#### SUPPLIED DATA ####

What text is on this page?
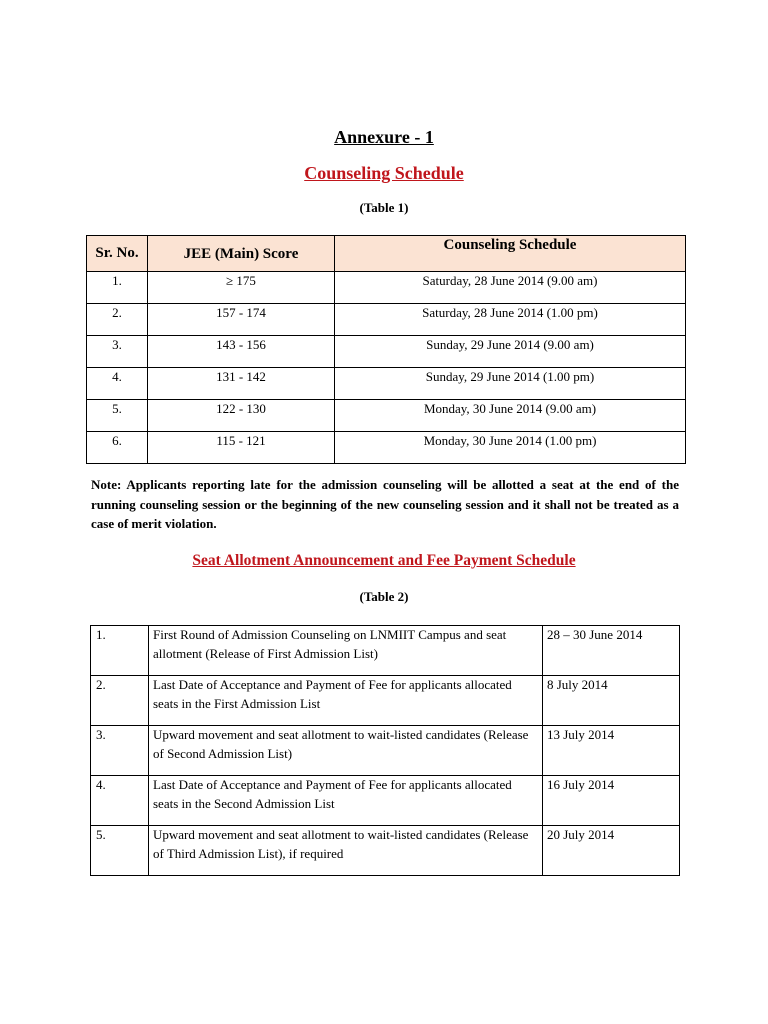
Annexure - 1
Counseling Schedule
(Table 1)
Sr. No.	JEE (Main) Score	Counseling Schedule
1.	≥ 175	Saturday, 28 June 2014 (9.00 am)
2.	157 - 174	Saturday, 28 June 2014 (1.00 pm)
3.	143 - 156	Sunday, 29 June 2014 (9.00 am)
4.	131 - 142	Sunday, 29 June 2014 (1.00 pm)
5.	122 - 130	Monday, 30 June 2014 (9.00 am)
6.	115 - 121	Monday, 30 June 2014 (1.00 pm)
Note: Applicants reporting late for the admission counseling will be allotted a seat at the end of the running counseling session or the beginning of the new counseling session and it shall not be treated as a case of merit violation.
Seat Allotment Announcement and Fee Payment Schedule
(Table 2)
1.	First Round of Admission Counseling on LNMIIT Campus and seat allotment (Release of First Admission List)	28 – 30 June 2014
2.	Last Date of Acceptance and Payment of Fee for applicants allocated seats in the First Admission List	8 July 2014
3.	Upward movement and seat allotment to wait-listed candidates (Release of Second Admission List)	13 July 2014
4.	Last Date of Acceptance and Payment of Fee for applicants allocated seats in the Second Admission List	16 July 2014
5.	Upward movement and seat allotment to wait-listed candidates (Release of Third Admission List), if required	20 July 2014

####

Restate each entry word for word, please, but drop any images it holds.

What text is on this page?
Annexure - 1
Counseling Schedule
(Table 1)
Sr. No.	JEE (Main) Score	Counseling Schedule
1.	≥ 175	Saturday, 28 June 2014 (9.00 am)
2.	157 - 174	Saturday, 28 June 2014 (1.00 pm)
3.	143 - 156	Sunday, 29 June 2014 (9.00 am)
4.	131 - 142	Sunday, 29 June 2014 (1.00 pm)
5.	122 - 130	Monday, 30 June 2014 (9.00 am)
6.	115 - 121	Monday, 30 June 2014 (1.00 pm)
Note: Applicants reporting late for the admission counseling will be allotted a seat at the end of the running counseling session or the beginning of the new counseling session and it shall not be treated as a case of merit violation.
Seat Allotment Announcement and Fee Payment Schedule
(Table 2)
1.	First Round of Admission Counseling on LNMIIT Campus and seat allotment (Release of First Admission List)	28 – 30 June 2014
2.	Last Date of Acceptance and Payment of Fee for applicants allocated seats in the First Admission List	8 July 2014
3.	Upward movement and seat allotment to wait-listed candidates (Release of Second Admission List)	13 July 2014
4.	Last Date of Acceptance and Payment of Fee for applicants allocated seats in the Second Admission List	16 July 2014
5.	Upward movement and seat allotment to wait-listed candidates (Release of Third Admission List), if required	20 July 2014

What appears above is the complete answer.